→ **Given records**
━━━━━━━━━━━━━━━━
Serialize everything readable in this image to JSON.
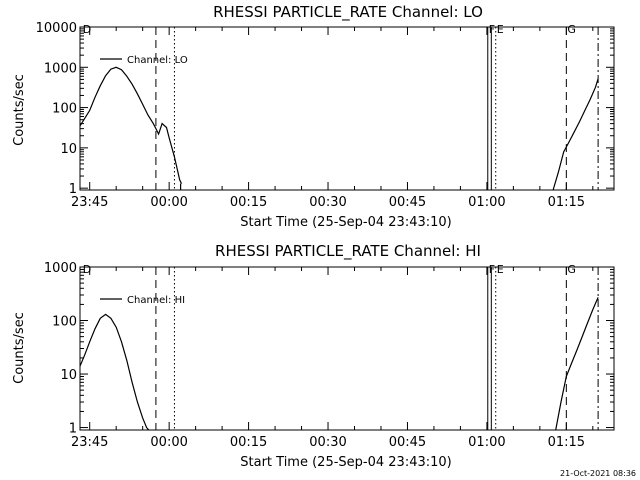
{
  "chart_data": [
    {
      "type": "line",
      "title": "RHESSI PARTICLE_RATE Channel: LO",
      "xlabel": "Start Time (25-Sep-04 23:43:10)",
      "ylabel": "Counts/sec",
      "yscale": "log",
      "xlim": [
        "23:43:10",
        "01:24:00"
      ],
      "ylim": [
        0.9,
        10000
      ],
      "xticks": [
        "23:45",
        "00:00",
        "00:15",
        "00:30",
        "00:45",
        "01:00",
        "01:15"
      ],
      "yticks": [
        "1",
        "10",
        "100",
        "1000",
        "10000"
      ],
      "grid": false,
      "legend_position": "top-left",
      "colors": {
        "series": "#000000"
      },
      "markers": [
        {
          "label": "D",
          "time": "23:43:30",
          "style": "dashed",
          "text_only": true
        },
        {
          "label": "",
          "time": "23:57:30",
          "style": "dashed"
        },
        {
          "label": "",
          "time": "00:01:00",
          "style": "dotted"
        },
        {
          "label": "F",
          "time": "01:00:10",
          "style": "solid"
        },
        {
          "label": "",
          "time": "01:00:50",
          "style": "solid"
        },
        {
          "label": "E",
          "time": "01:01:40",
          "style": "dotted"
        },
        {
          "label": "G",
          "time": "01:15:00",
          "style": "dashed"
        },
        {
          "label": "",
          "time": "01:21:00",
          "style": "dashdot"
        }
      ],
      "series": [
        {
          "name": "Channel: LO",
          "segments": [
            {
              "x": [
                "23:43:10",
                "23:45:00",
                "23:46:00",
                "23:47:00",
                "23:48:00",
                "23:49:00",
                "23:50:00",
                "23:51:00",
                "23:52:00",
                "23:53:00",
                "23:54:00",
                "23:55:00",
                "23:56:00",
                "23:57:00",
                "23:57:30",
                "23:58:00",
                "23:58:40",
                "23:59:30",
                "00:00:00",
                "00:01:00",
                "00:02:00",
                "00:02:20"
              ],
              "y": [
                35,
                85,
                180,
                350,
                620,
                900,
                1000,
                870,
                600,
                380,
                220,
                120,
                65,
                40,
                30,
                22,
                40,
                32,
                18,
                6,
                1.6,
                1.3
              ]
            },
            {
              "x": [
                "00:02:10",
                "00:02:10"
              ],
              "y": [
                1.3,
                0.9
              ]
            },
            {
              "x": [
                "01:12:30",
                "01:13:30",
                "01:14:30",
                "01:15:30",
                "01:16:30",
                "01:17:30",
                "01:18:30",
                "01:19:30",
                "01:20:30",
                "01:21:00"
              ],
              "y": [
                0.9,
                2.5,
                8,
                14,
                25,
                45,
                85,
                160,
                320,
                520
              ]
            }
          ]
        }
      ]
    },
    {
      "type": "line",
      "title": "RHESSI PARTICLE_RATE Channel: HI",
      "xlabel": "Start Time (25-Sep-04 23:43:10)",
      "ylabel": "Counts/sec",
      "yscale": "log",
      "xlim": [
        "23:43:10",
        "01:24:00"
      ],
      "ylim": [
        0.9,
        1000
      ],
      "xticks": [
        "23:45",
        "00:00",
        "00:15",
        "00:30",
        "00:45",
        "01:00",
        "01:15"
      ],
      "yticks": [
        "1",
        "10",
        "100",
        "1000"
      ],
      "grid": false,
      "legend_position": "top-left",
      "colors": {
        "series": "#000000"
      },
      "markers": [
        {
          "label": "D",
          "time": "23:43:30",
          "style": "dashed",
          "text_only": true
        },
        {
          "label": "",
          "time": "23:57:30",
          "style": "dashed"
        },
        {
          "label": "",
          "time": "00:01:00",
          "style": "dotted"
        },
        {
          "label": "F",
          "time": "01:00:10",
          "style": "solid"
        },
        {
          "label": "",
          "time": "01:00:50",
          "style": "solid"
        },
        {
          "label": "E",
          "time": "01:01:40",
          "style": "dotted"
        },
        {
          "label": "G",
          "time": "01:15:00",
          "style": "dashed"
        },
        {
          "label": "",
          "time": "01:21:00",
          "style": "dashdot"
        }
      ],
      "series": [
        {
          "name": "Channel: HI",
          "segments": [
            {
              "x": [
                "23:43:10",
                "23:44:00",
                "23:45:00",
                "23:46:00",
                "23:47:00",
                "23:48:00",
                "23:49:00",
                "23:50:00",
                "23:51:00",
                "23:52:00",
                "23:53:00",
                "23:54:00",
                "23:55:00",
                "23:55:45",
                "23:56:10"
              ],
              "y": [
                14,
                22,
                40,
                70,
                110,
                130,
                110,
                75,
                40,
                18,
                7,
                3,
                1.5,
                1.0,
                0.9
              ]
            },
            {
              "x": [
                "01:13:00",
                "01:14:00",
                "01:15:00",
                "01:16:00",
                "01:17:00",
                "01:18:00",
                "01:19:00",
                "01:20:00",
                "01:21:00"
              ],
              "y": [
                0.9,
                3,
                9,
                16,
                28,
                50,
                90,
                160,
                270
              ]
            }
          ]
        }
      ]
    }
  ],
  "footer": {
    "timestamp": "21-Oct-2021 08:36"
  }
}
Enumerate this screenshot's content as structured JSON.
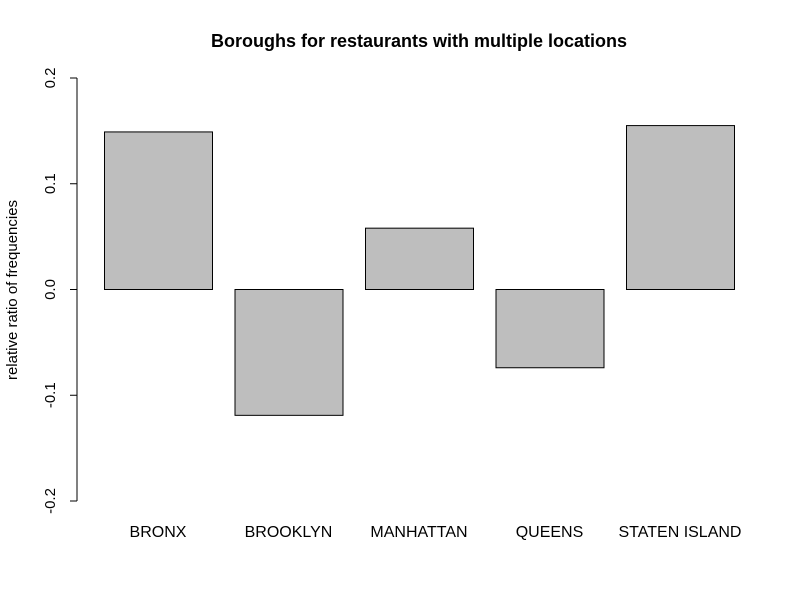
{
  "chart_data": {
    "type": "bar",
    "title": "Boroughs for restaurants with multiple locations",
    "xlabel": "",
    "ylabel": "relative ratio of frequencies",
    "categories": [
      "BRONX",
      "BROOKLYN",
      "MANHATTAN",
      "QUEENS",
      "STATEN ISLAND"
    ],
    "values": [
      0.149,
      -0.119,
      0.058,
      -0.074,
      0.155
    ],
    "ylim": [
      -0.2,
      0.2
    ],
    "yticks": [
      -0.2,
      -0.1,
      0.0,
      0.1,
      0.2
    ],
    "ytick_labels": [
      "-0.2",
      "-0.1",
      "0.0",
      "0.1",
      "0.2"
    ],
    "grid": false,
    "legend": "none",
    "bar_fill": "#bebebe",
    "bar_stroke": "#000000"
  }
}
━━━━━━━━━━━━━━━━
→ **What to produce**
Locate the word "JSON" in the records and collect each line it appears in.

→ **Output below**
Serialize everything readable in this image to JSON.
Enumerate this screenshot's content as structured JSON.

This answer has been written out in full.